[start of DATA SUPPLIED]
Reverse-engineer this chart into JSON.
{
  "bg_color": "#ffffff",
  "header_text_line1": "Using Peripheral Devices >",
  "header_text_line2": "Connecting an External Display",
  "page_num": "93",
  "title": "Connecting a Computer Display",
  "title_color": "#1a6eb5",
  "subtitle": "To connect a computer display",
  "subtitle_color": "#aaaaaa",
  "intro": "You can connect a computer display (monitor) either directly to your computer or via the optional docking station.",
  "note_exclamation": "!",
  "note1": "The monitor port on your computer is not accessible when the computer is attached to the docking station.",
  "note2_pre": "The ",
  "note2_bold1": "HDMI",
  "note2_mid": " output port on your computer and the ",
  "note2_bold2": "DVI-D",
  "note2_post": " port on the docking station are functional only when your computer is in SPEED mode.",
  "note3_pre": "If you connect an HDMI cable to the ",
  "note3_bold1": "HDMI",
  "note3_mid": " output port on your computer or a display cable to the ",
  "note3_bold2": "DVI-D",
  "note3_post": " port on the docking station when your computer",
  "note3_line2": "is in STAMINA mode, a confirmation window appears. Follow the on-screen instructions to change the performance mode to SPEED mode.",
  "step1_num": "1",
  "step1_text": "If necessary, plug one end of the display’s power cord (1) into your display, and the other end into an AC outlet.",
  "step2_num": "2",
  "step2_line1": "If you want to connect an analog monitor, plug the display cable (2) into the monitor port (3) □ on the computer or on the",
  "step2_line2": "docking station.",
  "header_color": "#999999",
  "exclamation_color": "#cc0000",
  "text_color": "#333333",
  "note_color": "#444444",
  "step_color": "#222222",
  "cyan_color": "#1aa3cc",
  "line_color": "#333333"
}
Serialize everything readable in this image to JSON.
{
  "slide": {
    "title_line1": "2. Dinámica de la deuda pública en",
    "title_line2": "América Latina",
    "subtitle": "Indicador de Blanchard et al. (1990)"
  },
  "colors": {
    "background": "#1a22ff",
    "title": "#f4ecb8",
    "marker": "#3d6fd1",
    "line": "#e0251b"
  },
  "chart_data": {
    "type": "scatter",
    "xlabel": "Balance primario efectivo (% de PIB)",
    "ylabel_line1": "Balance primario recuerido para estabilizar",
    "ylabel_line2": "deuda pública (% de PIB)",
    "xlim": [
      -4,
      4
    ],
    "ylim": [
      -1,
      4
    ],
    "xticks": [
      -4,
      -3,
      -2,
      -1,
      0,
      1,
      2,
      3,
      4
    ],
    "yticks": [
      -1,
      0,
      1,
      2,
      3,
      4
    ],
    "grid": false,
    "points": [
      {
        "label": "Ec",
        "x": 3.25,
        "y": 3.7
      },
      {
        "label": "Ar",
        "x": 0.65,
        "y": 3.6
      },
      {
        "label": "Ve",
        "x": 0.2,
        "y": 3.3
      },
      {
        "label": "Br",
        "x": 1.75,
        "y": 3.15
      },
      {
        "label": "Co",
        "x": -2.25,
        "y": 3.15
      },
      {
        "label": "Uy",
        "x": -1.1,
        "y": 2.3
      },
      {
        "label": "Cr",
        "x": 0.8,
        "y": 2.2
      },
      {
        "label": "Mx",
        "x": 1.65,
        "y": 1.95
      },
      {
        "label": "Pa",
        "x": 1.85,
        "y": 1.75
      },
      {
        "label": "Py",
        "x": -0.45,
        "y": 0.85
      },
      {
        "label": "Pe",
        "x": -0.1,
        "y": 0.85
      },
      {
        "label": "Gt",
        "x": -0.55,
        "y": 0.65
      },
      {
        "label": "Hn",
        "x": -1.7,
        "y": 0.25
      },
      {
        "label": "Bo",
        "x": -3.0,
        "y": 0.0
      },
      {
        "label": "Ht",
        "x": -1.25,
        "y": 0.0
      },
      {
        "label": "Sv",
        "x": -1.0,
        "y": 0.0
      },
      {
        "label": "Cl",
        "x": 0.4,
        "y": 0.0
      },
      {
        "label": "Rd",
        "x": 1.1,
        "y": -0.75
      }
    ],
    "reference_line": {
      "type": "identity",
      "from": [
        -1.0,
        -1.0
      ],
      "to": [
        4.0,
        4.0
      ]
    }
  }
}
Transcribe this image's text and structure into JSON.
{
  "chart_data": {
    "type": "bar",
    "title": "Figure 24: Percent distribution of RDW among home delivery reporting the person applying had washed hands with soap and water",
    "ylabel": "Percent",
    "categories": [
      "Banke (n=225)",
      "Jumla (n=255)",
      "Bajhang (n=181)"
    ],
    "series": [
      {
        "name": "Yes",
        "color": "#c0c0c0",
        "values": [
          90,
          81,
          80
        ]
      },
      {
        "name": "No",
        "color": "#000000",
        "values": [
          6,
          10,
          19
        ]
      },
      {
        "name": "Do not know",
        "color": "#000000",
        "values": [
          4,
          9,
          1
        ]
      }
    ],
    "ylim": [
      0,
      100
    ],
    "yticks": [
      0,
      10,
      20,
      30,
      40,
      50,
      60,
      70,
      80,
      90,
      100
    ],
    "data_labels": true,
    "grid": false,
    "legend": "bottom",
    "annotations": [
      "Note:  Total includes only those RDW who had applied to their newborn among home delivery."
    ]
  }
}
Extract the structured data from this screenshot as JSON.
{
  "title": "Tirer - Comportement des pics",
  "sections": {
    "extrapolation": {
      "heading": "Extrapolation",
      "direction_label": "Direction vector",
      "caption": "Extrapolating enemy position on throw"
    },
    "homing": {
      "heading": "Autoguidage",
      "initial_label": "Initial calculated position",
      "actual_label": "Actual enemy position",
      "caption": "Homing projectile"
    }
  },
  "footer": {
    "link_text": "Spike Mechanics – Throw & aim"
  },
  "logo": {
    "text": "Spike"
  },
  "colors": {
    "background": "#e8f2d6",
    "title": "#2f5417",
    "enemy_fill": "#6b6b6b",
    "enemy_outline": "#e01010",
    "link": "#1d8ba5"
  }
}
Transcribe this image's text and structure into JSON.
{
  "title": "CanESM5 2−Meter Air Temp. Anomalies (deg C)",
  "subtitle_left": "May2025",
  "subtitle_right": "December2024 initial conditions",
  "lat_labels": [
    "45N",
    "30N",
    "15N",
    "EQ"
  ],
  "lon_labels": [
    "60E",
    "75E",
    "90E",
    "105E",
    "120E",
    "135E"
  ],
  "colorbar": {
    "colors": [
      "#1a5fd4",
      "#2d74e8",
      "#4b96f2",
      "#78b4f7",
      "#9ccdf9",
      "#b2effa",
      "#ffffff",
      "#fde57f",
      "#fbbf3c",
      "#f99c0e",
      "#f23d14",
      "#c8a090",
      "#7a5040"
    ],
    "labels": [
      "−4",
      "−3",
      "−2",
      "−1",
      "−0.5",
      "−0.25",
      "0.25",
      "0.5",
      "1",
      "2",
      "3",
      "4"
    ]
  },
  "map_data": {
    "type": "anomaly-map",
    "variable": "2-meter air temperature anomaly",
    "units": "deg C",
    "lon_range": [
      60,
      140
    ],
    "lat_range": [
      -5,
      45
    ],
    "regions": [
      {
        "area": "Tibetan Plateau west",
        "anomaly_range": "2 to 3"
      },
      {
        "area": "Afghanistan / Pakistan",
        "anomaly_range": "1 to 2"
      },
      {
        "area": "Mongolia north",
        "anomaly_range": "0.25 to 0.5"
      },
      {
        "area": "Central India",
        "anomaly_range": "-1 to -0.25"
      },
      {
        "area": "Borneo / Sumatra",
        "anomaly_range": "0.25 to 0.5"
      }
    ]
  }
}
[end of DATA SUPPLIED]
EXERCISE BRIEF:
Produce an exact copy of the whole listing.

TASK RESULT:
Reverse-engineer this chart into JSON.
{
  "bg_color": "#ffffff",
  "header_text_line1": "Using Peripheral Devices >",
  "header_text_line2": "Connecting an External Display",
  "page_num": "93",
  "title": "Connecting a Computer Display",
  "title_color": "#1a6eb5",
  "subtitle": "To connect a computer display",
  "subtitle_color": "#aaaaaa",
  "intro": "You can connect a computer display (monitor) either directly to your computer or via the optional docking station.",
  "note_exclamation": "!",
  "note1": "The monitor port on your computer is not accessible when the computer is attached to the docking station.",
  "note2_pre": "The ",
  "note2_bold1": "HDMI",
  "note2_mid": " output port on your computer and the ",
  "note2_bold2": "DVI-D",
  "note2_post": " port on the docking station are functional only when your computer is in SPEED mode.",
  "note3_pre": "If you connect an HDMI cable to the ",
  "note3_bold1": "HDMI",
  "note3_mid": " output port on your computer or a display cable to the ",
  "note3_bold2": "DVI-D",
  "note3_post": " port on the docking station when your computer",
  "note3_line2": "is in STAMINA mode, a confirmation window appears. Follow the on-screen instructions to change the performance mode to SPEED mode.",
  "step1_num": "1",
  "step1_text": "If necessary, plug one end of the display’s power cord (1) into your display, and the other end into an AC outlet.",
  "step2_num": "2",
  "step2_line1": "If you want to connect an analog monitor, plug the display cable (2) into the monitor port (3) □ on the computer or on the",
  "step2_line2": "docking station.",
  "header_color": "#999999",
  "exclamation_color": "#cc0000",
  "text_color": "#333333",
  "note_color": "#444444",
  "step_color": "#222222",
  "cyan_color": "#1aa3cc",
  "line_color": "#333333"
}
Serialize everything readable in this image to JSON.
{
  "slide": {
    "title_line1": "2. Dinámica de la deuda pública en",
    "title_line2": "América Latina",
    "subtitle": "Indicador de Blanchard et al. (1990)"
  },
  "colors": {
    "background": "#1a22ff",
    "title": "#f4ecb8",
    "marker": "#3d6fd1",
    "line": "#e0251b"
  },
  "chart_data": {
    "type": "scatter",
    "xlabel": "Balance primario efectivo (% de PIB)",
    "ylabel_line1": "Balance primario recuerido para estabilizar",
    "ylabel_line2": "deuda pública (% de PIB)",
    "xlim": [
      -4,
      4
    ],
    "ylim": [
      -1,
      4
    ],
    "xticks": [
      -4,
      -3,
      -2,
      -1,
      0,
      1,
      2,
      3,
      4
    ],
    "yticks": [
      -1,
      0,
      1,
      2,
      3,
      4
    ],
    "grid": false,
    "points": [
      {
        "label": "Ec",
        "x": 3.25,
        "y": 3.7
      },
      {
        "label": "Ar",
        "x": 0.65,
        "y": 3.6
      },
      {
        "label": "Ve",
        "x": 0.2,
        "y": 3.3
      },
      {
        "label": "Br",
        "x": 1.75,
        "y": 3.15
      },
      {
        "label": "Co",
        "x": -2.25,
        "y": 3.15
      },
      {
        "label": "Uy",
        "x": -1.1,
        "y": 2.3
      },
      {
        "label": "Cr",
        "x": 0.8,
        "y": 2.2
      },
      {
        "label": "Mx",
        "x": 1.65,
        "y": 1.95
      },
      {
        "label": "Pa",
        "x": 1.85,
        "y": 1.75
      },
      {
        "label": "Py",
        "x": -0.45,
        "y": 0.85
      },
      {
        "label": "Pe",
        "x": -0.1,
        "y": 0.85
      },
      {
        "label": "Gt",
        "x": -0.55,
        "y": 0.65
      },
      {
        "label": "Hn",
        "x": -1.7,
        "y": 0.25
      },
      {
        "label": "Bo",
        "x": -3.0,
        "y": 0.0
      },
      {
        "label": "Ht",
        "x": -1.25,
        "y": 0.0
      },
      {
        "label": "Sv",
        "x": -1.0,
        "y": 0.0
      },
      {
        "label": "Cl",
        "x": 0.4,
        "y": 0.0
      },
      {
        "label": "Rd",
        "x": 1.1,
        "y": -0.75
      }
    ],
    "reference_line": {
      "type": "identity",
      "from": [
        -1.0,
        -1.0
      ],
      "to": [
        4.0,
        4.0
      ]
    }
  }
}
Transcribe this image's text and structure into JSON.
{
  "chart_data": {
    "type": "bar",
    "title": "Figure 24: Percent distribution of RDW among home delivery reporting the person applying had washed hands with soap and water",
    "ylabel": "Percent",
    "categories": [
      "Banke (n=225)",
      "Jumla (n=255)",
      "Bajhang (n=181)"
    ],
    "series": [
      {
        "name": "Yes",
        "color": "#c0c0c0",
        "values": [
          90,
          81,
          80
        ]
      },
      {
        "name": "No",
        "color": "#000000",
        "values": [
          6,
          10,
          19
        ]
      },
      {
        "name": "Do not know",
        "color": "#000000",
        "values": [
          4,
          9,
          1
        ]
      }
    ],
    "ylim": [
      0,
      100
    ],
    "yticks": [
      0,
      10,
      20,
      30,
      40,
      50,
      60,
      70,
      80,
      90,
      100
    ],
    "data_labels": true,
    "grid": false,
    "legend": "bottom",
    "annotations": [
      "Note:  Total includes only those RDW who had applied to their newborn among home delivery."
    ]
  }
}
Extract the structured data from this screenshot as JSON.
{
  "title": "Tirer - Comportement des pics",
  "sections": {
    "extrapolation": {
      "heading": "Extrapolation",
      "direction_label": "Direction vector",
      "caption": "Extrapolating enemy position on throw"
    },
    "homing": {
      "heading": "Autoguidage",
      "initial_label": "Initial calculated position",
      "actual_label": "Actual enemy position",
      "caption": "Homing projectile"
    }
  },
  "footer": {
    "link_text": "Spike Mechanics – Throw & aim"
  },
  "logo": {
    "text": "Spike"
  },
  "colors": {
    "background": "#e8f2d6",
    "title": "#2f5417",
    "enemy_fill": "#6b6b6b",
    "enemy_outline": "#e01010",
    "link": "#1d8ba5"
  }
}
Transcribe this image's text and structure into JSON.
{
  "title": "CanESM5 2−Meter Air Temp. Anomalies (deg C)",
  "subtitle_left": "May2025",
  "subtitle_right": "December2024 initial conditions",
  "lat_labels": [
    "45N",
    "30N",
    "15N",
    "EQ"
  ],
  "lon_labels": [
    "60E",
    "75E",
    "90E",
    "105E",
    "120E",
    "135E"
  ],
  "colorbar": {
    "colors": [
      "#1a5fd4",
      "#2d74e8",
      "#4b96f2",
      "#78b4f7",
      "#9ccdf9",
      "#b2effa",
      "#ffffff",
      "#fde57f",
      "#fbbf3c",
      "#f99c0e",
      "#f23d14",
      "#c8a090",
      "#7a5040"
    ],
    "labels": [
      "−4",
      "−3",
      "−2",
      "−1",
      "−0.5",
      "−0.25",
      "0.25",
      "0.5",
      "1",
      "2",
      "3",
      "4"
    ]
  },
  "map_data": {
    "type": "anomaly-map",
    "variable": "2-meter air temperature anomaly",
    "units": "deg C",
    "lon_range": [
      60,
      140
    ],
    "lat_range": [
      -5,
      45
    ],
    "regions": [
      {
        "area": "Tibetan Plateau west",
        "anomaly_range": "2 to 3"
      },
      {
        "area": "Afghanistan / Pakistan",
        "anomaly_range": "1 to 2"
      },
      {
        "area": "Mongolia north",
        "anomaly_range": "0.25 to 0.5"
      },
      {
        "area": "Central India",
        "anomaly_range": "-1 to -0.25"
      },
      {
        "area": "Borneo / Sumatra",
        "anomaly_range": "0.25 to 0.5"
      }
    ]
  }
}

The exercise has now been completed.